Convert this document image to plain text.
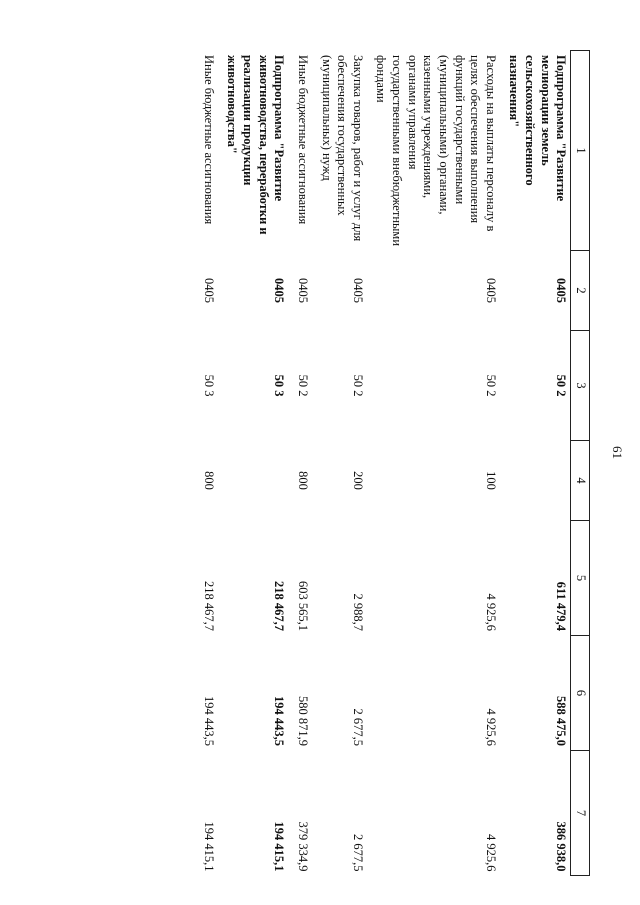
61
1	2	3	4	5	6	7
Подпрограмма "Развитие мелиорации земель сельскохозяйственного назначения"	0405	50 2		611 479,4	588 475,0	386 938,0
Расходы на выплаты персоналу в целях обеспечения выполнения функций государственными (муниципальными) органами, казенными учреждениями, органами управления государственными внебюджетными фондами	0405	50 2	100	4 925,6	4 925,6	4 925,6
Закупка товаров, работ и услуг для обеспечения государственных (муниципальных) нужд	0405	50 2	200	2 988,7	2 677,5	2 677,5
Иные бюджетные ассигнования	0405	50 2	800	603 565,1	580 871,9	379 334,9
Подпрограмма "Развитие животноводства, переработки и реализации продукции животноводства"	0405	50 3		218 467,7	194 443,5	194 415,1
Иные бюджетные ассигнования	0405	50 3	800	218 467,7	194 443,5	194 415,1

■ ■ ■ ■ ■

--- Exercise ---
Return the entries unchanged, save for the pictures, which do not belong in the copy.

--- Expected output ---
Convert this document image to plain text.
61
1	2	3	4	5	6	7
Подпрограмма "Развитие мелиорации земель сельскохозяйственного назначения"	0405	50 2		611 479,4	588 475,0	386 938,0
Расходы на выплаты персоналу в целях обеспечения выполнения функций государственными (муниципальными) органами, казенными учреждениями, органами управления государственными внебюджетными фондами	0405	50 2	100	4 925,6	4 925,6	4 925,6
Закупка товаров, работ и услуг для обеспечения государственных (муниципальных) нужд	0405	50 2	200	2 988,7	2 677,5	2 677,5
Иные бюджетные ассигнования	0405	50 2	800	603 565,1	580 871,9	379 334,9
Подпрограмма "Развитие животноводства, переработки и реализации продукции животноводства"	0405	50 3		218 467,7	194 443,5	194 415,1
Иные бюджетные ассигнования	0405	50 3	800	218 467,7	194 443,5	194 415,1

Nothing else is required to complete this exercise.